» Challenge: Retype nothing but the lines running from the line that contains "OCR this image." to the last line, both ends included, and skip every image.

=====

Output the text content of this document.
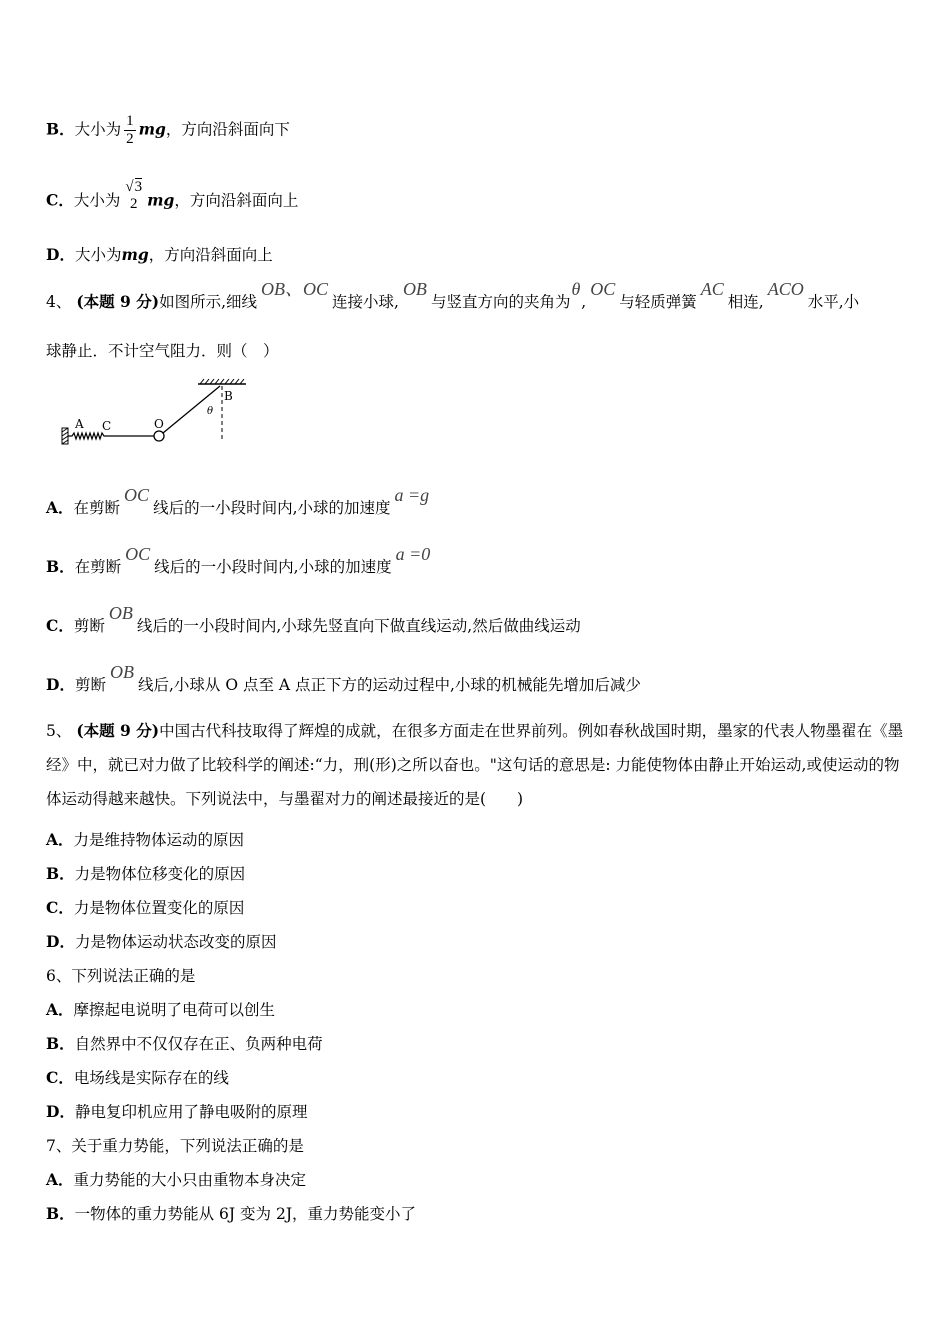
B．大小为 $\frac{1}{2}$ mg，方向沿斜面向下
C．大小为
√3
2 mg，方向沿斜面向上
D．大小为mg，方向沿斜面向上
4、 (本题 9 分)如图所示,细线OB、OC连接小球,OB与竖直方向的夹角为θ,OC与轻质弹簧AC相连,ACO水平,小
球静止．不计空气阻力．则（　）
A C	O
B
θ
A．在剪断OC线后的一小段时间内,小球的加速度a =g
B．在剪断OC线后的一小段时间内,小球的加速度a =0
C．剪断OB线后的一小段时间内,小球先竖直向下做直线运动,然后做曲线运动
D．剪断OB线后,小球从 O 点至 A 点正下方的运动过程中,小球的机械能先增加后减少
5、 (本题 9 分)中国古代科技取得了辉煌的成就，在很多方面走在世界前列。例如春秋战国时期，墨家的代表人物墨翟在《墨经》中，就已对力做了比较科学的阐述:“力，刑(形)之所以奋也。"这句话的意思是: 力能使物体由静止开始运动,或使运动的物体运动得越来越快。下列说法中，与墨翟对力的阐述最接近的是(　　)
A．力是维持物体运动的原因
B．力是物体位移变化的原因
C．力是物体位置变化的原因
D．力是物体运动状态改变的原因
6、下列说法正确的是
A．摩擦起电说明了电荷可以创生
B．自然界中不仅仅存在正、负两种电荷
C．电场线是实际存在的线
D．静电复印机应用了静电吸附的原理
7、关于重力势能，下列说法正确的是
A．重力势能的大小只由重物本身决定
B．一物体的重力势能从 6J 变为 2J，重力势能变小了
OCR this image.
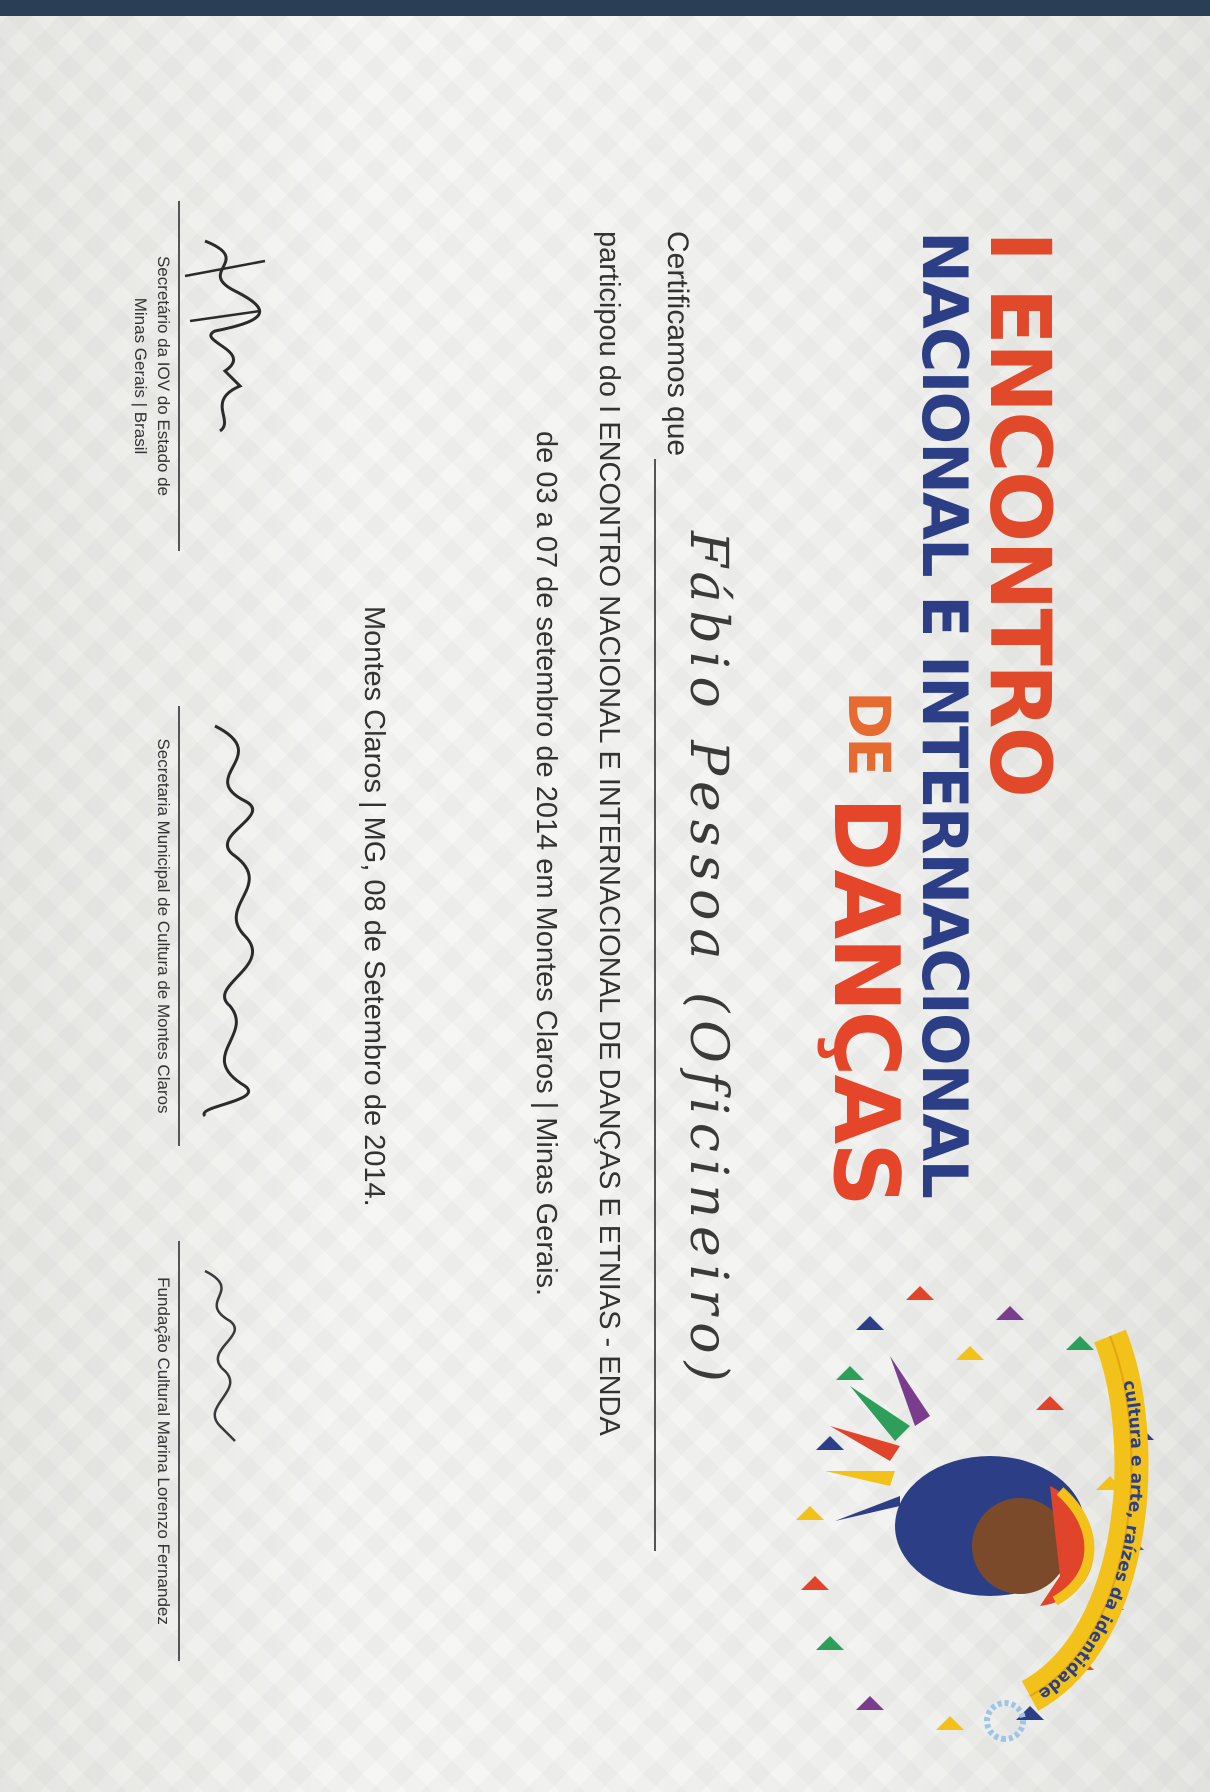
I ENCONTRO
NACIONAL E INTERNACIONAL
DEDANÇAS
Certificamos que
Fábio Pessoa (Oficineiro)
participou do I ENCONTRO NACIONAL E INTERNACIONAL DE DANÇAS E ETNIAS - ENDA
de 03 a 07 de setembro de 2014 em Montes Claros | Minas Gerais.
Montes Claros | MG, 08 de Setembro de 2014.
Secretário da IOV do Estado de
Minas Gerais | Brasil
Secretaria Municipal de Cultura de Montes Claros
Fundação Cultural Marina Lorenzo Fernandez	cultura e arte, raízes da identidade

=====

» Correct response:
OCR this image.
I ENCONTRO
NACIONAL E INTERNACIONAL
DEDANÇAS
Certificamos que
Fábio Pessoa (Oficineiro)
participou do I ENCONTRO NACIONAL E INTERNACIONAL DE DANÇAS E ETNIAS - ENDA
de 03 a 07 de setembro de 2014 em Montes Claros | Minas Gerais.
Montes Claros | MG, 08 de Setembro de 2014.
Secretário da IOV do Estado de
Minas Gerais | Brasil
Secretaria Municipal de Cultura de Montes Claros
Fundação Cultural Marina Lorenzo Fernandez	cultura e arte, raízes da identidade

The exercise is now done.